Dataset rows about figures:

++++

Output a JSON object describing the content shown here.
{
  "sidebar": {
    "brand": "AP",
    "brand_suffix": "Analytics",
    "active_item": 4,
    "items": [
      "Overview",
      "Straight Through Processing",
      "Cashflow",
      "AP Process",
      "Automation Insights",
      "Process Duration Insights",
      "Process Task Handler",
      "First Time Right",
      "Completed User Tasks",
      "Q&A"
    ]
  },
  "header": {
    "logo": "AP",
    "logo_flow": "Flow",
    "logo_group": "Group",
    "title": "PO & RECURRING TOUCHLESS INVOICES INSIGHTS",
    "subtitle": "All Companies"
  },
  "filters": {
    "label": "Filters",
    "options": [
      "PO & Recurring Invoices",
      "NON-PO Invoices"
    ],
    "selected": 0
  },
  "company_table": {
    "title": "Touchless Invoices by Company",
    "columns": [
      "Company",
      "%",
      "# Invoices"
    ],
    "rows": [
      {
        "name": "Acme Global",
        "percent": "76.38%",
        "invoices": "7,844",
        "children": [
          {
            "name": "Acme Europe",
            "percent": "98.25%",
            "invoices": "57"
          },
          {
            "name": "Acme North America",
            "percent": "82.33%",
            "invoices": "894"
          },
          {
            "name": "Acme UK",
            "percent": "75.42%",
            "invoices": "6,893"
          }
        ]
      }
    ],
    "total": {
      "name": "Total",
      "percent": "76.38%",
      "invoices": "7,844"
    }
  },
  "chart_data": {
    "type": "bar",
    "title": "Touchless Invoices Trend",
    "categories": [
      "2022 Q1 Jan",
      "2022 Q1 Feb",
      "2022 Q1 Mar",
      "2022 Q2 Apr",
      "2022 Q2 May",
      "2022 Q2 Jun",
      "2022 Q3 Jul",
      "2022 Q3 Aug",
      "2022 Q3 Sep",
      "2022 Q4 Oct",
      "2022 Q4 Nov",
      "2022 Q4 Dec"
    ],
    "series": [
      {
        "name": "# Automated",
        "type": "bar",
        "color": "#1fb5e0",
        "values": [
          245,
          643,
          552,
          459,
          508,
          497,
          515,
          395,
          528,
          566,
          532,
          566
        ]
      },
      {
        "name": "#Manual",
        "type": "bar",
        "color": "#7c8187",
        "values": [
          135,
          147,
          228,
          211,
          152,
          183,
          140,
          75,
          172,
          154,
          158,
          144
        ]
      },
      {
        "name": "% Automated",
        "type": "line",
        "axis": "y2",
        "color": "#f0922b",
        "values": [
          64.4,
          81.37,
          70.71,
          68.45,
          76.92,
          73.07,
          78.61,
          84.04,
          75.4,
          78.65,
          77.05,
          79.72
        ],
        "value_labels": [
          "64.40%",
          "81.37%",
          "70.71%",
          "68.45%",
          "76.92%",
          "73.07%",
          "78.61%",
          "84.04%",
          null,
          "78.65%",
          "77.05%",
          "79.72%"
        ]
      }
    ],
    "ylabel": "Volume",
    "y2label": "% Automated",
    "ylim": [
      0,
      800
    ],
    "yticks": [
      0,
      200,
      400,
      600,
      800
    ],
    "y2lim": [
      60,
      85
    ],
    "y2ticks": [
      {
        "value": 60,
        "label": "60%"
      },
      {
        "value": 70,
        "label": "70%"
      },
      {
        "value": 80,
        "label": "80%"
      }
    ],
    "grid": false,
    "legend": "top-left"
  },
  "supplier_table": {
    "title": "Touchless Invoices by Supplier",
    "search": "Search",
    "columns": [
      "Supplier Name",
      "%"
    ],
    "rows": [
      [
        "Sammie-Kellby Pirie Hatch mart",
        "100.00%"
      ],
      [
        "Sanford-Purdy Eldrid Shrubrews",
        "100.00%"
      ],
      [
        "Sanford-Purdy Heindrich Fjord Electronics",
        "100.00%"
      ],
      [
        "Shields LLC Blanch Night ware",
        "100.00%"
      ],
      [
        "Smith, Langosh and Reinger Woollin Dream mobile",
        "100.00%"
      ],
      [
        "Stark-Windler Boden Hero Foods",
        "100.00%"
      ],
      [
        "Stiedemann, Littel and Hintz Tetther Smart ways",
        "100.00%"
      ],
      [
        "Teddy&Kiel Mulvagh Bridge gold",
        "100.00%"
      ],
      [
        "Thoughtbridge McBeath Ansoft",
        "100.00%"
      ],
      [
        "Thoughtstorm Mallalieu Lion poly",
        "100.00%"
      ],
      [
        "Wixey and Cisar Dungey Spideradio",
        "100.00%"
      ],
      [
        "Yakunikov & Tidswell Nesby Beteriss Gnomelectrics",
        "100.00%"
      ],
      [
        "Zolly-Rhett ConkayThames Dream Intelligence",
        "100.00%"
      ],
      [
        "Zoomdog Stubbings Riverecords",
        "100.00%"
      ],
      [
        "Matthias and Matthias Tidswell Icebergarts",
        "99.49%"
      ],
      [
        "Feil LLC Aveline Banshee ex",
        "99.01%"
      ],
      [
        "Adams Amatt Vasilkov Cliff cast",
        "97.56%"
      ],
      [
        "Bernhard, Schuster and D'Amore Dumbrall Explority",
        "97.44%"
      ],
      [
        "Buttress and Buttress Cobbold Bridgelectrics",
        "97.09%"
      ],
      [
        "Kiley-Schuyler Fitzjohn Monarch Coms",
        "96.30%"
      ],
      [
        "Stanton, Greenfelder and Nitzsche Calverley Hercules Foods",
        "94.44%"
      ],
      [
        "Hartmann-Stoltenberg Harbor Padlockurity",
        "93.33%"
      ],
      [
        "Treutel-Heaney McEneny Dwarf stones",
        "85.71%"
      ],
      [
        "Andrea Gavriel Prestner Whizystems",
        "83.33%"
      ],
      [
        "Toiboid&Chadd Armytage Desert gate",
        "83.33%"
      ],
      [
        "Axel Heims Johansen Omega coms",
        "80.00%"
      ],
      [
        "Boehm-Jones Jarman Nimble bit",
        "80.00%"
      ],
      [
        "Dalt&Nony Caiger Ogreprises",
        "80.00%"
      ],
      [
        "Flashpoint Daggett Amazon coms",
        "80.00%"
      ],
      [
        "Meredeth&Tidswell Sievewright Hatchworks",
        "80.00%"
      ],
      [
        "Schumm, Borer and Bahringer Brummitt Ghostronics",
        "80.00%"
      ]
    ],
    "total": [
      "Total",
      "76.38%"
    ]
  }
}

++++

DIRECTIVE
Retype the whole listing, matching it exactly.

EXERCISE ANSWER
Output a JSON object describing the content shown here.
{
  "sidebar": {
    "brand": "AP",
    "brand_suffix": "Analytics",
    "active_item": 4,
    "items": [
      "Overview",
      "Straight Through Processing",
      "Cashflow",
      "AP Process",
      "Automation Insights",
      "Process Duration Insights",
      "Process Task Handler",
      "First Time Right",
      "Completed User Tasks",
      "Q&A"
    ]
  },
  "header": {
    "logo": "AP",
    "logo_flow": "Flow",
    "logo_group": "Group",
    "title": "PO & RECURRING TOUCHLESS INVOICES INSIGHTS",
    "subtitle": "All Companies"
  },
  "filters": {
    "label": "Filters",
    "options": [
      "PO & Recurring Invoices",
      "NON-PO Invoices"
    ],
    "selected": 0
  },
  "company_table": {
    "title": "Touchless Invoices by Company",
    "columns": [
      "Company",
      "%",
      "# Invoices"
    ],
    "rows": [
      {
        "name": "Acme Global",
        "percent": "76.38%",
        "invoices": "7,844",
        "children": [
          {
            "name": "Acme Europe",
            "percent": "98.25%",
            "invoices": "57"
          },
          {
            "name": "Acme North America",
            "percent": "82.33%",
            "invoices": "894"
          },
          {
            "name": "Acme UK",
            "percent": "75.42%",
            "invoices": "6,893"
          }
        ]
      }
    ],
    "total": {
      "name": "Total",
      "percent": "76.38%",
      "invoices": "7,844"
    }
  },
  "chart_data": {
    "type": "bar",
    "title": "Touchless Invoices Trend",
    "categories": [
      "2022 Q1 Jan",
      "2022 Q1 Feb",
      "2022 Q1 Mar",
      "2022 Q2 Apr",
      "2022 Q2 May",
      "2022 Q2 Jun",
      "2022 Q3 Jul",
      "2022 Q3 Aug",
      "2022 Q3 Sep",
      "2022 Q4 Oct",
      "2022 Q4 Nov",
      "2022 Q4 Dec"
    ],
    "series": [
      {
        "name": "# Automated",
        "type": "bar",
        "color": "#1fb5e0",
        "values": [
          245,
          643,
          552,
          459,
          508,
          497,
          515,
          395,
          528,
          566,
          532,
          566
        ]
      },
      {
        "name": "#Manual",
        "type": "bar",
        "color": "#7c8187",
        "values": [
          135,
          147,
          228,
          211,
          152,
          183,
          140,
          75,
          172,
          154,
          158,
          144
        ]
      },
      {
        "name": "% Automated",
        "type": "line",
        "axis": "y2",
        "color": "#f0922b",
        "values": [
          64.4,
          81.37,
          70.71,
          68.45,
          76.92,
          73.07,
          78.61,
          84.04,
          75.4,
          78.65,
          77.05,
          79.72
        ],
        "value_labels": [
          "64.40%",
          "81.37%",
          "70.71%",
          "68.45%",
          "76.92%",
          "73.07%",
          "78.61%",
          "84.04%",
          null,
          "78.65%",
          "77.05%",
          "79.72%"
        ]
      }
    ],
    "ylabel": "Volume",
    "y2label": "% Automated",
    "ylim": [
      0,
      800
    ],
    "yticks": [
      0,
      200,
      400,
      600,
      800
    ],
    "y2lim": [
      60,
      85
    ],
    "y2ticks": [
      {
        "value": 60,
        "label": "60%"
      },
      {
        "value": 70,
        "label": "70%"
      },
      {
        "value": 80,
        "label": "80%"
      }
    ],
    "grid": false,
    "legend": "top-left"
  },
  "supplier_table": {
    "title": "Touchless Invoices by Supplier",
    "search": "Search",
    "columns": [
      "Supplier Name",
      "%"
    ],
    "rows": [
      [
        "Sammie-Kellby Pirie Hatch mart",
        "100.00%"
      ],
      [
        "Sanford-Purdy Eldrid Shrubrews",
        "100.00%"
      ],
      [
        "Sanford-Purdy Heindrich Fjord Electronics",
        "100.00%"
      ],
      [
        "Shields LLC Blanch Night ware",
        "100.00%"
      ],
      [
        "Smith, Langosh and Reinger Woollin Dream mobile",
        "100.00%"
      ],
      [
        "Stark-Windler Boden Hero Foods",
        "100.00%"
      ],
      [
        "Stiedemann, Littel and Hintz Tetther Smart ways",
        "100.00%"
      ],
      [
        "Teddy&Kiel Mulvagh Bridge gold",
        "100.00%"
      ],
      [
        "Thoughtbridge McBeath Ansoft",
        "100.00%"
      ],
      [
        "Thoughtstorm Mallalieu Lion poly",
        "100.00%"
      ],
      [
        "Wixey and Cisar Dungey Spideradio",
        "100.00%"
      ],
      [
        "Yakunikov & Tidswell Nesby Beteriss Gnomelectrics",
        "100.00%"
      ],
      [
        "Zolly-Rhett ConkayThames Dream Intelligence",
        "100.00%"
      ],
      [
        "Zoomdog Stubbings Riverecords",
        "100.00%"
      ],
      [
        "Matthias and Matthias Tidswell Icebergarts",
        "99.49%"
      ],
      [
        "Feil LLC Aveline Banshee ex",
        "99.01%"
      ],
      [
        "Adams Amatt Vasilkov Cliff cast",
        "97.56%"
      ],
      [
        "Bernhard, Schuster and D'Amore Dumbrall Explority",
        "97.44%"
      ],
      [
        "Buttress and Buttress Cobbold Bridgelectrics",
        "97.09%"
      ],
      [
        "Kiley-Schuyler Fitzjohn Monarch Coms",
        "96.30%"
      ],
      [
        "Stanton, Greenfelder and Nitzsche Calverley Hercules Foods",
        "94.44%"
      ],
      [
        "Hartmann-Stoltenberg Harbor Padlockurity",
        "93.33%"
      ],
      [
        "Treutel-Heaney McEneny Dwarf stones",
        "85.71%"
      ],
      [
        "Andrea Gavriel Prestner Whizystems",
        "83.33%"
      ],
      [
        "Toiboid&Chadd Armytage Desert gate",
        "83.33%"
      ],
      [
        "Axel Heims Johansen Omega coms",
        "80.00%"
      ],
      [
        "Boehm-Jones Jarman Nimble bit",
        "80.00%"
      ],
      [
        "Dalt&Nony Caiger Ogreprises",
        "80.00%"
      ],
      [
        "Flashpoint Daggett Amazon coms",
        "80.00%"
      ],
      [
        "Meredeth&Tidswell Sievewright Hatchworks",
        "80.00%"
      ],
      [
        "Schumm, Borer and Bahringer Brummitt Ghostronics",
        "80.00%"
      ]
    ],
    "total": [
      "Total",
      "76.38%"
    ]
  }
}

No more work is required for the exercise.